__Written request__.
Extract the whole listing as it stands. Do not include the pictures.

____

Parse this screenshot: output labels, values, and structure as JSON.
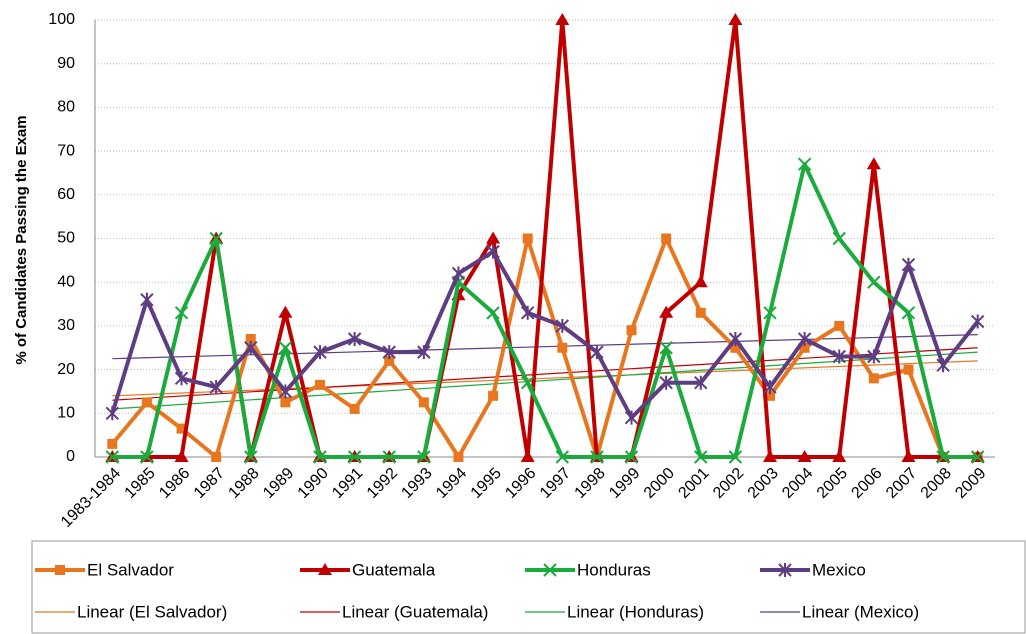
{
  "chart_data": {
    "type": "line",
    "ylabel": "% of Candidates Passing the Exam",
    "categories": [
      "1983-1984",
      "1985",
      "1986",
      "1987",
      "1988",
      "1989",
      "1990",
      "1991",
      "1992",
      "1993",
      "1994",
      "1995",
      "1996",
      "1997",
      "1998",
      "1999",
      "2000",
      "2001",
      "2002",
      "2003",
      "2004",
      "2005",
      "2006",
      "2007",
      "2008",
      "2009"
    ],
    "series": [
      {
        "name": "El Salvador",
        "color": "#e8761f",
        "marker": "square",
        "trend_name": "Linear (El Salvador)",
        "trend": [
          14,
          22
        ],
        "values": [
          3,
          12.5,
          6.5,
          0,
          27,
          12.5,
          16.5,
          11,
          22,
          12.5,
          0,
          14,
          50,
          25,
          0,
          29,
          50,
          33,
          25,
          14,
          25,
          30,
          18,
          20,
          0,
          0
        ]
      },
      {
        "name": "Guatemala",
        "color": "#c00000",
        "marker": "triangle",
        "trend_name": "Linear (Guatemala)",
        "trend": [
          13,
          25
        ],
        "values": [
          0,
          0,
          0,
          50,
          0,
          33,
          0,
          0,
          0,
          0,
          37,
          50,
          0,
          100,
          0,
          0,
          33,
          40,
          100,
          0,
          0,
          0,
          67,
          0,
          0,
          0
        ]
      },
      {
        "name": "Honduras",
        "color": "#1aab3c",
        "marker": "x",
        "trend_name": "Linear (Honduras)",
        "trend": [
          11,
          24
        ],
        "values": [
          0,
          0,
          33,
          50,
          0,
          25,
          0,
          0,
          0,
          0,
          40,
          33,
          17,
          0,
          0,
          0,
          25,
          0,
          0,
          33,
          67,
          50,
          40,
          33,
          0,
          0
        ]
      },
      {
        "name": "Mexico",
        "color": "#5e3d80",
        "marker": "star",
        "trend_name": "Linear (Mexico)",
        "trend": [
          22.5,
          28
        ],
        "values": [
          10,
          36,
          18,
          16,
          25,
          15,
          24,
          27,
          24,
          24,
          42,
          47,
          33,
          30,
          24,
          9,
          17,
          17,
          27,
          16,
          27,
          23,
          23,
          44,
          21,
          31
        ]
      }
    ],
    "ylim": [
      0,
      100
    ],
    "yticks": [
      0,
      10,
      20,
      30,
      40,
      50,
      60,
      70,
      80,
      90,
      100
    ],
    "grid": true
  }
}
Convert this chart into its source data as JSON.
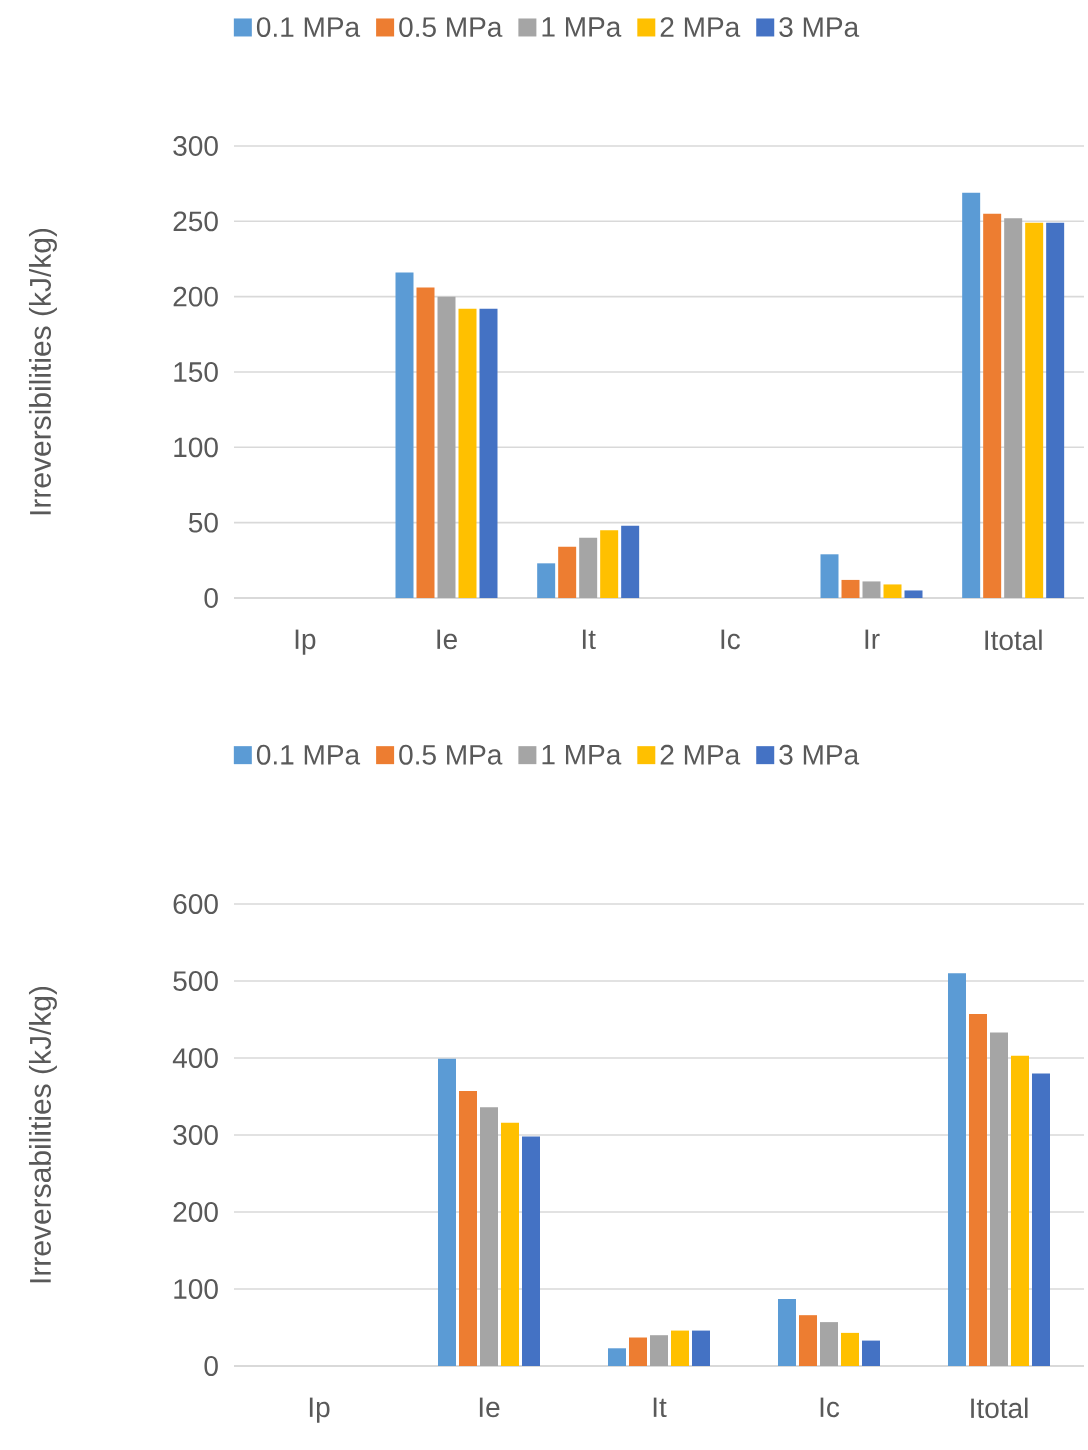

____

__Answer__.
Parse this screenshot: output labels, values, and structure as JSON.
{
  "chart_data": {
    "type": "line",
    "ylabel": "% of Candidates Passing the Exam",
    "categories": [
      "1983-1984",
      "1985",
      "1986",
      "1987",
      "1988",
      "1989",
      "1990",
      "1991",
      "1992",
      "1993",
      "1994",
      "1995",
      "1996",
      "1997",
      "1998",
      "1999",
      "2000",
      "2001",
      "2002",
      "2003",
      "2004",
      "2005",
      "2006",
      "2007",
      "2008",
      "2009"
    ],
    "series": [
      {
        "name": "El Salvador",
        "color": "#e8761f",
        "marker": "square",
        "trend_name": "Linear (El Salvador)",
        "trend": [
          14,
          22
        ],
        "values": [
          3,
          12.5,
          6.5,
          0,
          27,
          12.5,
          16.5,
          11,
          22,
          12.5,
          0,
          14,
          50,
          25,
          0,
          29,
          50,
          33,
          25,
          14,
          25,
          30,
          18,
          20,
          0,
          0
        ]
      },
      {
        "name": "Guatemala",
        "color": "#c00000",
        "marker": "triangle",
        "trend_name": "Linear (Guatemala)",
        "trend": [
          13,
          25
        ],
        "values": [
          0,
          0,
          0,
          50,
          0,
          33,
          0,
          0,
          0,
          0,
          37,
          50,
          0,
          100,
          0,
          0,
          33,
          40,
          100,
          0,
          0,
          0,
          67,
          0,
          0,
          0
        ]
      },
      {
        "name": "Honduras",
        "color": "#1aab3c",
        "marker": "x",
        "trend_name": "Linear (Honduras)",
        "trend": [
          11,
          24
        ],
        "values": [
          0,
          0,
          33,
          50,
          0,
          25,
          0,
          0,
          0,
          0,
          40,
          33,
          17,
          0,
          0,
          0,
          25,
          0,
          0,
          33,
          67,
          50,
          40,
          33,
          0,
          0
        ]
      },
      {
        "name": "Mexico",
        "color": "#5e3d80",
        "marker": "star",
        "trend_name": "Linear (Mexico)",
        "trend": [
          22.5,
          28
        ],
        "values": [
          10,
          36,
          18,
          16,
          25,
          15,
          24,
          27,
          24,
          24,
          42,
          47,
          33,
          30,
          24,
          9,
          17,
          17,
          27,
          16,
          27,
          23,
          23,
          44,
          21,
          31
        ]
      }
    ],
    "ylim": [
      0,
      100
    ],
    "yticks": [
      0,
      10,
      20,
      30,
      40,
      50,
      60,
      70,
      80,
      90,
      100
    ],
    "grid": true
  }
}
Convert this chart into its source data as JSON.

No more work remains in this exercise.